■ **What this task involves**:
Can you output the records below exactly as they are written?

Part of a data file:
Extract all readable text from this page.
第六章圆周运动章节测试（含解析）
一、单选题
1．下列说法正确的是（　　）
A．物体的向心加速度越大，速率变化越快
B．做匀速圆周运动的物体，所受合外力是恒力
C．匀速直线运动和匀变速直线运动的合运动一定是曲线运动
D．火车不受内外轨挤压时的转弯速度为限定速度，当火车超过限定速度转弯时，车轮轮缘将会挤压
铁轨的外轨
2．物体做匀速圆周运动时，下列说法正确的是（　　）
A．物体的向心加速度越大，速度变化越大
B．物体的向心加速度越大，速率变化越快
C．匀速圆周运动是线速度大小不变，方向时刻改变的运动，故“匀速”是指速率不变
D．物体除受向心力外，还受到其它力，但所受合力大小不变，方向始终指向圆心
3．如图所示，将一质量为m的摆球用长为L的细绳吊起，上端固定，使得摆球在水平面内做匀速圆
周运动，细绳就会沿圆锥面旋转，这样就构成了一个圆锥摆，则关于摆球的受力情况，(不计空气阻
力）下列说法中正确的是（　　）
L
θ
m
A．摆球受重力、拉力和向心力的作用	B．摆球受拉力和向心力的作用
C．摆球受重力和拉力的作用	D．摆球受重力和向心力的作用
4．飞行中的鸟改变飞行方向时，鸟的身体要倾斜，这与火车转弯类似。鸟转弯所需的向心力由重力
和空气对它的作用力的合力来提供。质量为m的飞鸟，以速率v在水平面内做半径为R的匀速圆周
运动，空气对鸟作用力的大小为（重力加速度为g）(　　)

■ **Worked solution**:
Extract all readable text from this page.
第六章圆周运动章节测试（含解析）
一、单选题
1．下列说法正确的是（　　）
A．物体的向心加速度越大，速率变化越快
B．做匀速圆周运动的物体，所受合外力是恒力
C．匀速直线运动和匀变速直线运动的合运动一定是曲线运动
D．火车不受内外轨挤压时的转弯速度为限定速度，当火车超过限定速度转弯时，车轮轮缘将会挤压
铁轨的外轨
2．物体做匀速圆周运动时，下列说法正确的是（　　）
A．物体的向心加速度越大，速度变化越大
B．物体的向心加速度越大，速率变化越快
C．匀速圆周运动是线速度大小不变，方向时刻改变的运动，故“匀速”是指速率不变
D．物体除受向心力外，还受到其它力，但所受合力大小不变，方向始终指向圆心
3．如图所示，将一质量为m的摆球用长为L的细绳吊起，上端固定，使得摆球在水平面内做匀速圆
周运动，细绳就会沿圆锥面旋转，这样就构成了一个圆锥摆，则关于摆球的受力情况，(不计空气阻
力）下列说法中正确的是（　　）
L
θ
m
A．摆球受重力、拉力和向心力的作用	B．摆球受拉力和向心力的作用
C．摆球受重力和拉力的作用	D．摆球受重力和向心力的作用
4．飞行中的鸟改变飞行方向时，鸟的身体要倾斜，这与火车转弯类似。鸟转弯所需的向心力由重力
和空气对它的作用力的合力来提供。质量为m的飞鸟，以速率v在水平面内做半径为R的匀速圆周
运动，空气对鸟作用力的大小为（重力加速度为g）(　　)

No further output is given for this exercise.